- _Stated task_
Search the listing below for "into". Copy each matching line.

[START]

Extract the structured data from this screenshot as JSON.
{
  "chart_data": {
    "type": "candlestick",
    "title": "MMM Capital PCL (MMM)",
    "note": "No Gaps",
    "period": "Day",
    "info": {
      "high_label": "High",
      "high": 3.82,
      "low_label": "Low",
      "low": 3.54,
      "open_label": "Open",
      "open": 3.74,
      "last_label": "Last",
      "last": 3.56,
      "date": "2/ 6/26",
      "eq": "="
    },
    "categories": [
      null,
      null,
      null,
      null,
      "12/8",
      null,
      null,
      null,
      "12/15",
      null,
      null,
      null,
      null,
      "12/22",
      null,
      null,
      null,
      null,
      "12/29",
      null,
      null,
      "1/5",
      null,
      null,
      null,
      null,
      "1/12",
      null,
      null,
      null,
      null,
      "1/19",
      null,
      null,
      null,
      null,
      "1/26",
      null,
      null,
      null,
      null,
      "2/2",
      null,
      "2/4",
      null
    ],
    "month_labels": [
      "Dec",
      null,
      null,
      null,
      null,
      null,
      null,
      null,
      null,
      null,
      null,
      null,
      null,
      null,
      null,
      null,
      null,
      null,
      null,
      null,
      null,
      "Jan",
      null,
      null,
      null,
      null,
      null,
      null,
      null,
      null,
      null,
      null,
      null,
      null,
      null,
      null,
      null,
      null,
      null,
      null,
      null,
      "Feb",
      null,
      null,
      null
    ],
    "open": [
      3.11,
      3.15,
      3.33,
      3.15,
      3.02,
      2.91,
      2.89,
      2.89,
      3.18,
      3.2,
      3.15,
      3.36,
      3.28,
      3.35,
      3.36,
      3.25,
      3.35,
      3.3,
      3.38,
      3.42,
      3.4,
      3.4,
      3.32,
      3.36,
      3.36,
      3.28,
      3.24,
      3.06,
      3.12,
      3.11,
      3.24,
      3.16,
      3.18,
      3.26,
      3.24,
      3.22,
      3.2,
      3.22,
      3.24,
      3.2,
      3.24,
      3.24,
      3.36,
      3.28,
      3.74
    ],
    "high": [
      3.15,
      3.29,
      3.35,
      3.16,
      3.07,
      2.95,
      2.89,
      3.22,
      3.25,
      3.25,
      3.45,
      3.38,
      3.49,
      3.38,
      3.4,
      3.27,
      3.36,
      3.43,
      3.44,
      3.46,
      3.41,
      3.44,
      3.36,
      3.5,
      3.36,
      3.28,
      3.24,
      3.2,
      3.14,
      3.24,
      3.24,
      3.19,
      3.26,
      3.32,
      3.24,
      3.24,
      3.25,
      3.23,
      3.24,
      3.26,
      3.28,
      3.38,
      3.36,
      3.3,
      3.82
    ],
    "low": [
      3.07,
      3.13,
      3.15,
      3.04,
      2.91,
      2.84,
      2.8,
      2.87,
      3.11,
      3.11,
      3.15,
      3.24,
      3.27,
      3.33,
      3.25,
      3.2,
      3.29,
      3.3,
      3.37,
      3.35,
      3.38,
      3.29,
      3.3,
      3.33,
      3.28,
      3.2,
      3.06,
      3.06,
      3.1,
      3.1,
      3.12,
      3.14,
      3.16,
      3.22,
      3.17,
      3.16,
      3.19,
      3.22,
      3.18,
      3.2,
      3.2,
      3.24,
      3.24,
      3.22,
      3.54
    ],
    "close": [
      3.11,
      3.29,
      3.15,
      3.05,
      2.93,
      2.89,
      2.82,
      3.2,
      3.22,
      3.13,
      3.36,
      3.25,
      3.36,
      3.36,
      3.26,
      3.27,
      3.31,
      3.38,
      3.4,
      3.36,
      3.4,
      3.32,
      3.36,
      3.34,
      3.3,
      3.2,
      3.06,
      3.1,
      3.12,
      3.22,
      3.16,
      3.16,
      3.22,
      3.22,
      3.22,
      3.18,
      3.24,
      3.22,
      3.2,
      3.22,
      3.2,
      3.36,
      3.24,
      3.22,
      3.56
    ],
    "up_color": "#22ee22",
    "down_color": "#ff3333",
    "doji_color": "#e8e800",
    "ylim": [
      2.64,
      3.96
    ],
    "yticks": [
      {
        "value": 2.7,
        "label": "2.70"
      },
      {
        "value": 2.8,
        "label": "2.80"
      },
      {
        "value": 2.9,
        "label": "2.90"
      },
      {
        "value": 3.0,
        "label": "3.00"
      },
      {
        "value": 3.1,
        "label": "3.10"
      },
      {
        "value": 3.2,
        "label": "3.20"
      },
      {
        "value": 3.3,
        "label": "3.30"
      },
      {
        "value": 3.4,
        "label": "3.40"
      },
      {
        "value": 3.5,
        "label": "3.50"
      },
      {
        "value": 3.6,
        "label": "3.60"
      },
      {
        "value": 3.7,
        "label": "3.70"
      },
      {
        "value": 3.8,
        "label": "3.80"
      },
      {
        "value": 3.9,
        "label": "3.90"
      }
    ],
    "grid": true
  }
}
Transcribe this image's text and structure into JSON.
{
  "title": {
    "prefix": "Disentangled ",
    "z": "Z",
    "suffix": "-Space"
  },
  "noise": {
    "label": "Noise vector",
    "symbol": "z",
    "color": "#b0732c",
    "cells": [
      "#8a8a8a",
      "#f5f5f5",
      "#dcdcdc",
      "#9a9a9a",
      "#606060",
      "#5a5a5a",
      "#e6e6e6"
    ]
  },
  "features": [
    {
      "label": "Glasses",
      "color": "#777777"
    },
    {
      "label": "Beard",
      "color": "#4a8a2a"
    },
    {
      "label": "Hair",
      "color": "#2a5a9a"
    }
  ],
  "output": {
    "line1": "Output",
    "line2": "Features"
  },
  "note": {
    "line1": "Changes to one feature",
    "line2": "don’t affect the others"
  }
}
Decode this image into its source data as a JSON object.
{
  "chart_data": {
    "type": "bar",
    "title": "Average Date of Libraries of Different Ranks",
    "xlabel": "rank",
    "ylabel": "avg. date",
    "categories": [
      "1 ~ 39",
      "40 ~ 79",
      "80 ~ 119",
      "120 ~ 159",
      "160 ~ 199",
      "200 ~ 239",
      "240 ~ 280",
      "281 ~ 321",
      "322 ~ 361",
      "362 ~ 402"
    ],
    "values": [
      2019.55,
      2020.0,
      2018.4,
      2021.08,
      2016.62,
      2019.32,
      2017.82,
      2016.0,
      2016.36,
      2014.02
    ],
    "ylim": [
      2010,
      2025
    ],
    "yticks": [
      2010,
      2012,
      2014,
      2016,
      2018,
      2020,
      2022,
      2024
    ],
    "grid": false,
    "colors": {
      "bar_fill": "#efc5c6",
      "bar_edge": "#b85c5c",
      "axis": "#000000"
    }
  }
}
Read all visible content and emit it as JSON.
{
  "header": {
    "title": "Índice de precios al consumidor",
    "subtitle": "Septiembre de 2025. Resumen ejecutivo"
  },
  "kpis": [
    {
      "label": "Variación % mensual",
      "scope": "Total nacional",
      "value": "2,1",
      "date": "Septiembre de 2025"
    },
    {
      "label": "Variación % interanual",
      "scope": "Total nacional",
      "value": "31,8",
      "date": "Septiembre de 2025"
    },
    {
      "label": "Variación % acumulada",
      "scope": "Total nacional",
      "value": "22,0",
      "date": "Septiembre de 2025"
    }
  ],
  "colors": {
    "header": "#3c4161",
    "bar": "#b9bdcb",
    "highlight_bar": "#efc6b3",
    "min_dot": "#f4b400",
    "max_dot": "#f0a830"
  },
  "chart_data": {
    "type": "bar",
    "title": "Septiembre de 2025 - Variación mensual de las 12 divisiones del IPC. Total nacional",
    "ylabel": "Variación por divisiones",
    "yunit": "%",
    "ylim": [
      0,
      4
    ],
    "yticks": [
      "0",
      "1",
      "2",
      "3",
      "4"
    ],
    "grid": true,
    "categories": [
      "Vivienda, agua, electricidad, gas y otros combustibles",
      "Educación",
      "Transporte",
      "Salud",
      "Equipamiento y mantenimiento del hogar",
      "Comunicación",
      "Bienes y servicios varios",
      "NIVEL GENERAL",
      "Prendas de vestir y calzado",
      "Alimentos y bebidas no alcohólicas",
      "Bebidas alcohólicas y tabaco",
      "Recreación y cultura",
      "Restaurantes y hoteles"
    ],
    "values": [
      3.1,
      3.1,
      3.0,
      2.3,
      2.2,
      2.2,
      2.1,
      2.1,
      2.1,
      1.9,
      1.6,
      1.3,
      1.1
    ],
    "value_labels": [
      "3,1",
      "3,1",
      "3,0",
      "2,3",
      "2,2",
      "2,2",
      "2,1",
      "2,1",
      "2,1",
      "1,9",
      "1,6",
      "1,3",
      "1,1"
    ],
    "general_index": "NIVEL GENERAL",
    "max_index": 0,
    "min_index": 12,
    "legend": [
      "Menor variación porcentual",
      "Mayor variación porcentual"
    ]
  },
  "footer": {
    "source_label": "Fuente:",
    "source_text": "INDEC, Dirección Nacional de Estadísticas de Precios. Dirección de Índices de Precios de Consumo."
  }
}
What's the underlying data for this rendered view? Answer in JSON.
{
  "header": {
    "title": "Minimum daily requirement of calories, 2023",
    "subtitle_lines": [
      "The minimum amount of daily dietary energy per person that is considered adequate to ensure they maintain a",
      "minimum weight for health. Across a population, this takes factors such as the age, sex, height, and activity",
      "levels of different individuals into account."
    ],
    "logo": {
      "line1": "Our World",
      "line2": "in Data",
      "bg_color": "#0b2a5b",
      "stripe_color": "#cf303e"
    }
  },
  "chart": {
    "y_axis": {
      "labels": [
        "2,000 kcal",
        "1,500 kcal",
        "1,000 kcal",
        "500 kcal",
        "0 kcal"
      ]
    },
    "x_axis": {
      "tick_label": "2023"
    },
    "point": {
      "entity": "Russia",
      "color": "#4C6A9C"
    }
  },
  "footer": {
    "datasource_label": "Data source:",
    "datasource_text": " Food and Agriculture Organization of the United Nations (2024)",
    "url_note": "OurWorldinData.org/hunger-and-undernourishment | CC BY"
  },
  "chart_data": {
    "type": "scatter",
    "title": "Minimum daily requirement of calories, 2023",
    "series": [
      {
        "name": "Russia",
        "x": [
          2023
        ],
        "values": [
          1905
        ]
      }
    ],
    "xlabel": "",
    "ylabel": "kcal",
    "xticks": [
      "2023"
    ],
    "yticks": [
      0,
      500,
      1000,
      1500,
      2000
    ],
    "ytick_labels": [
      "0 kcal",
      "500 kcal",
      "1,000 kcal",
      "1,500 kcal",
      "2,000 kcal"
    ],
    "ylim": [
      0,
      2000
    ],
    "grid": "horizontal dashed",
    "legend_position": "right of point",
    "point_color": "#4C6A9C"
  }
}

[END]

- _Answer for the task_
Transcribe this image's text and structure into JSON.
Decode this image into its source data as a JSON object.
      "levels of different individuals into account."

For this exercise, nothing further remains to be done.